WHAT YOU NEED TO DO | Output all of the entries exactly as written.
----
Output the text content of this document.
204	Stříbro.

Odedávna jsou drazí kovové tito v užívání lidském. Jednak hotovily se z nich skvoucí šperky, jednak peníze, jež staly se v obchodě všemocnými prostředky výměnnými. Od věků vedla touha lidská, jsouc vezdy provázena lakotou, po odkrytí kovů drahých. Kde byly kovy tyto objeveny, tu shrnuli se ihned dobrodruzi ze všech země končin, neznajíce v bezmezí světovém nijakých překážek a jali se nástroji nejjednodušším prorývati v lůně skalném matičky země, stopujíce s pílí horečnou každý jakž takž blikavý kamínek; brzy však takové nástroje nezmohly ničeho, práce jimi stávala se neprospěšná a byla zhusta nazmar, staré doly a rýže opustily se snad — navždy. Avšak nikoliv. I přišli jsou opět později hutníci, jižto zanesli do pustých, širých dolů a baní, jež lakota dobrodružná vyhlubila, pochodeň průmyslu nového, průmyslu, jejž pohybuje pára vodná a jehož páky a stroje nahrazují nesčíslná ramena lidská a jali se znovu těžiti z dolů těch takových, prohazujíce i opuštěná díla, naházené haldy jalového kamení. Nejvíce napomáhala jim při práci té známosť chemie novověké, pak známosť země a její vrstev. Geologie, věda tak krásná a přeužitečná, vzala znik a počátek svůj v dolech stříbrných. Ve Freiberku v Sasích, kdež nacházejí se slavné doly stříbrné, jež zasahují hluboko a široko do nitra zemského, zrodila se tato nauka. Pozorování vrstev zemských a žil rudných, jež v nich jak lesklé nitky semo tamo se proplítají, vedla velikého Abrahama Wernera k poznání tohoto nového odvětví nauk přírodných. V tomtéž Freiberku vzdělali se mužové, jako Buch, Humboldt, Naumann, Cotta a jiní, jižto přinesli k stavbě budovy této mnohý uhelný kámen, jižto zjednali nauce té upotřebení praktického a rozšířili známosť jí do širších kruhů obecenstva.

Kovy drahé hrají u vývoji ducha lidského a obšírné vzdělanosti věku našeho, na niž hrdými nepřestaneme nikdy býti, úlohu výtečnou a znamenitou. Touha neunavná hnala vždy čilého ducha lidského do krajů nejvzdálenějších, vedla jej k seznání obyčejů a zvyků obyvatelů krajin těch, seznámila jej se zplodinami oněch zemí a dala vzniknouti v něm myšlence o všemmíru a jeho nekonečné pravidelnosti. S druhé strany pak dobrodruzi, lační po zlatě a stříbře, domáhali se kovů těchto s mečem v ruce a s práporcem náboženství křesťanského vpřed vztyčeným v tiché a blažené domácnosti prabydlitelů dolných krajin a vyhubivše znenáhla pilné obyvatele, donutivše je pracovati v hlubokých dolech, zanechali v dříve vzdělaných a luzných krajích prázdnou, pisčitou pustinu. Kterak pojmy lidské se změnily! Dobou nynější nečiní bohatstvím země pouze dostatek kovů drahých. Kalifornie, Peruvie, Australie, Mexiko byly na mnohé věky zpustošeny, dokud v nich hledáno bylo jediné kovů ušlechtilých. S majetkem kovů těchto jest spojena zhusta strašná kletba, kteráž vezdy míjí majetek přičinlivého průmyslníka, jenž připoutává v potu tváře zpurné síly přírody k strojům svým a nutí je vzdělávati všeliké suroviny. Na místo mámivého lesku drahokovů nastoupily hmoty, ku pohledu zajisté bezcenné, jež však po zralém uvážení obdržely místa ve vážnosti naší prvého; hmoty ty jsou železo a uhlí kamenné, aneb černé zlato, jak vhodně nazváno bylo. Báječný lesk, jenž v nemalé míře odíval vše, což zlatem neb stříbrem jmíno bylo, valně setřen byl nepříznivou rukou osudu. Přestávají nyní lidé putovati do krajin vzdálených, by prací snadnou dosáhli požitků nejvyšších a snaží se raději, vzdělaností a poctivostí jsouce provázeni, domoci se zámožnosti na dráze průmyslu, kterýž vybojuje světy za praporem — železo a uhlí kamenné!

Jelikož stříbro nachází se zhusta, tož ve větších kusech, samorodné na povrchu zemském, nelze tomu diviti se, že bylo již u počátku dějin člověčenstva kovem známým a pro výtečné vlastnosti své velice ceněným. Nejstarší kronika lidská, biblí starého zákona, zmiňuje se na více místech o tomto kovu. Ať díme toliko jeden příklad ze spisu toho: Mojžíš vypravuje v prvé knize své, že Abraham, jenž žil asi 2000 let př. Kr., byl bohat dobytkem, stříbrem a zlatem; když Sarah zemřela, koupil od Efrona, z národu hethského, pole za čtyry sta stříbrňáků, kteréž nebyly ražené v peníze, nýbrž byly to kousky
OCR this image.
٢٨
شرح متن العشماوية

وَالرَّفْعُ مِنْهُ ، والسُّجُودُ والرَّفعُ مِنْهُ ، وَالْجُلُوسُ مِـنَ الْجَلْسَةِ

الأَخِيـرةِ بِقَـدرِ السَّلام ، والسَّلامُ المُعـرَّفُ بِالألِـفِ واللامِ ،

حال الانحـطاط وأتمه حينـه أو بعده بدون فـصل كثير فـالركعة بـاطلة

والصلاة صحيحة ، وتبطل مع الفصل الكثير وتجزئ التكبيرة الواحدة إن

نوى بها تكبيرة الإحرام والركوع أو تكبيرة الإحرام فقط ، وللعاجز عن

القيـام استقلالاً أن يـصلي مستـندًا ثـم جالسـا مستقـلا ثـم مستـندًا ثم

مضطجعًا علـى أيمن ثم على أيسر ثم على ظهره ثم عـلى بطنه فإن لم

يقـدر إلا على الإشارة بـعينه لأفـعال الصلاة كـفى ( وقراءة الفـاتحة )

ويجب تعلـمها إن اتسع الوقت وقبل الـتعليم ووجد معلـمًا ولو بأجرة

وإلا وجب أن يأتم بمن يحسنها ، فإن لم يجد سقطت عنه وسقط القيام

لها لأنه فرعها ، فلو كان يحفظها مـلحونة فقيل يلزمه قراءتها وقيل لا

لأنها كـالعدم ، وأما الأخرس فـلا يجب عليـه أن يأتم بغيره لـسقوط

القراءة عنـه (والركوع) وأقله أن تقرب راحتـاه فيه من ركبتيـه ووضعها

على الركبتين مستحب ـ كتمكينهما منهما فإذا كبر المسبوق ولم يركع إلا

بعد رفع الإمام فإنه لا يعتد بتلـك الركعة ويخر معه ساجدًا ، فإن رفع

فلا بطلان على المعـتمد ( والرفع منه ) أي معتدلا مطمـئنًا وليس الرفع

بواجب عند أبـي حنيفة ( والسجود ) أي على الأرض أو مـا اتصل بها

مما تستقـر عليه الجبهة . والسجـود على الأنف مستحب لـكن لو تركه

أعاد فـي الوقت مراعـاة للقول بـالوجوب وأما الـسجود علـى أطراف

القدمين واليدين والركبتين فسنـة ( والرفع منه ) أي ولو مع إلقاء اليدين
----
REPLY TO THE EXERCISE |
Output the text content of this document.
204	Stříbro.

Odedávna jsou drazí kovové tito v užívání lidském. Jednak hotovily se z nich skvoucí šperky, jednak peníze, jež staly se v obchodě všemocnými prostředky výměnnými. Od věků vedla touha lidská, jsouc vezdy provázena lakotou, po odkrytí kovů drahých. Kde byly kovy tyto objeveny, tu shrnuli se ihned dobrodruzi ze všech země končin, neznajíce v bezmezí světovém nijakých překážek a jali se nástroji nejjednodušším prorývati v lůně skalném matičky země, stopujíce s pílí horečnou každý jakž takž blikavý kamínek; brzy však takové nástroje nezmohly ničeho, práce jimi stávala se neprospěšná a byla zhusta nazmar, staré doly a rýže opustily se snad — navždy. Avšak nikoliv. I přišli jsou opět později hutníci, jižto zanesli do pustých, širých dolů a baní, jež lakota dobrodružná vyhlubila, pochodeň průmyslu nového, průmyslu, jejž pohybuje pára vodná a jehož páky a stroje nahrazují nesčíslná ramena lidská a jali se znovu těžiti z dolů těch takových, prohazujíce i opuštěná díla, naházené haldy jalového kamení. Nejvíce napomáhala jim při práci té známosť chemie novověké, pak známosť země a její vrstev. Geologie, věda tak krásná a přeužitečná, vzala znik a počátek svůj v dolech stříbrných. Ve Freiberku v Sasích, kdež nacházejí se slavné doly stříbrné, jež zasahují hluboko a široko do nitra zemského, zrodila se tato nauka. Pozorování vrstev zemských a žil rudných, jež v nich jak lesklé nitky semo tamo se proplítají, vedla velikého Abrahama Wernera k poznání tohoto nového odvětví nauk přírodných. V tomtéž Freiberku vzdělali se mužové, jako Buch, Humboldt, Naumann, Cotta a jiní, jižto přinesli k stavbě budovy této mnohý uhelný kámen, jižto zjednali nauce té upotřebení praktického a rozšířili známosť jí do širších kruhů obecenstva.

Kovy drahé hrají u vývoji ducha lidského a obšírné vzdělanosti věku našeho, na niž hrdými nepřestaneme nikdy býti, úlohu výtečnou a znamenitou. Touha neunavná hnala vždy čilého ducha lidského do krajů nejvzdálenějších, vedla jej k seznání obyčejů a zvyků obyvatelů krajin těch, seznámila jej se zplodinami oněch zemí a dala vzniknouti v něm myšlence o všemmíru a jeho nekonečné pravidelnosti. S druhé strany pak dobrodruzi, lační po zlatě a stříbře, domáhali se kovů těchto s mečem v ruce a s práporcem náboženství křesťanského vpřed vztyčeným v tiché a blažené domácnosti prabydlitelů dolných krajin a vyhubivše znenáhla pilné obyvatele, donutivše je pracovati v hlubokých dolech, zanechali v dříve vzdělaných a luzných krajích prázdnou, pisčitou pustinu. Kterak pojmy lidské se změnily! Dobou nynější nečiní bohatstvím země pouze dostatek kovů drahých. Kalifornie, Peruvie, Australie, Mexiko byly na mnohé věky zpustošeny, dokud v nich hledáno bylo jediné kovů ušlechtilých. S majetkem kovů těchto jest spojena zhusta strašná kletba, kteráž vezdy míjí majetek přičinlivého průmyslníka, jenž připoutává v potu tváře zpurné síly přírody k strojům svým a nutí je vzdělávati všeliké suroviny. Na místo mámivého lesku drahokovů nastoupily hmoty, ku pohledu zajisté bezcenné, jež však po zralém uvážení obdržely místa ve vážnosti naší prvého; hmoty ty jsou železo a uhlí kamenné, aneb černé zlato, jak vhodně nazváno bylo. Báječný lesk, jenž v nemalé míře odíval vše, což zlatem neb stříbrem jmíno bylo, valně setřen byl nepříznivou rukou osudu. Přestávají nyní lidé putovati do krajin vzdálených, by prací snadnou dosáhli požitků nejvyšších a snaží se raději, vzdělaností a poctivostí jsouce provázeni, domoci se zámožnosti na dráze průmyslu, kterýž vybojuje světy za praporem — železo a uhlí kamenné!

Jelikož stříbro nachází se zhusta, tož ve větších kusech, samorodné na povrchu zemském, nelze tomu diviti se, že bylo již u počátku dějin člověčenstva kovem známým a pro výtečné vlastnosti své velice ceněným. Nejstarší kronika lidská, biblí starého zákona, zmiňuje se na více místech o tomto kovu. Ať díme toliko jeden příklad ze spisu toho: Mojžíš vypravuje v prvé knize své, že Abraham, jenž žil asi 2000 let př. Kr., byl bohat dobytkem, stříbrem a zlatem; když Sarah zemřela, koupil od Efrona, z národu hethského, pole za čtyry sta stříbrňáků, kteréž nebyly ražené v peníze, nýbrž byly to kousky
OCR this image.
٢٨
شرح متن العشماوية

وَالرَّفْعُ مِنْهُ ، والسُّجُودُ والرَّفعُ مِنْهُ ، وَالْجُلُوسُ مِـنَ الْجَلْسَةِ

الأَخِيـرةِ بِقَـدرِ السَّلام ، والسَّلامُ المُعـرَّفُ بِالألِـفِ واللامِ ،

حال الانحـطاط وأتمه حينـه أو بعده بدون فـصل كثير فـالركعة بـاطلة

والصلاة صحيحة ، وتبطل مع الفصل الكثير وتجزئ التكبيرة الواحدة إن

نوى بها تكبيرة الإحرام والركوع أو تكبيرة الإحرام فقط ، وللعاجز عن

القيـام استقلالاً أن يـصلي مستـندًا ثـم جالسـا مستقـلا ثـم مستـندًا ثم

مضطجعًا علـى أيمن ثم على أيسر ثم على ظهره ثم عـلى بطنه فإن لم

يقـدر إلا على الإشارة بـعينه لأفـعال الصلاة كـفى ( وقراءة الفـاتحة )

ويجب تعلـمها إن اتسع الوقت وقبل الـتعليم ووجد معلـمًا ولو بأجرة

وإلا وجب أن يأتم بمن يحسنها ، فإن لم يجد سقطت عنه وسقط القيام

لها لأنه فرعها ، فلو كان يحفظها مـلحونة فقيل يلزمه قراءتها وقيل لا

لأنها كـالعدم ، وأما الأخرس فـلا يجب عليـه أن يأتم بغيره لـسقوط

القراءة عنـه (والركوع) وأقله أن تقرب راحتـاه فيه من ركبتيـه ووضعها

على الركبتين مستحب ـ كتمكينهما منهما فإذا كبر المسبوق ولم يركع إلا

بعد رفع الإمام فإنه لا يعتد بتلـك الركعة ويخر معه ساجدًا ، فإن رفع

فلا بطلان على المعـتمد ( والرفع منه ) أي معتدلا مطمـئنًا وليس الرفع

بواجب عند أبـي حنيفة ( والسجود ) أي على الأرض أو مـا اتصل بها

مما تستقـر عليه الجبهة . والسجـود على الأنف مستحب لـكن لو تركه

أعاد فـي الوقت مراعـاة للقول بـالوجوب وأما الـسجود علـى أطراف

القدمين واليدين والركبتين فسنـة ( والرفع منه ) أي ولو مع إلقاء اليدين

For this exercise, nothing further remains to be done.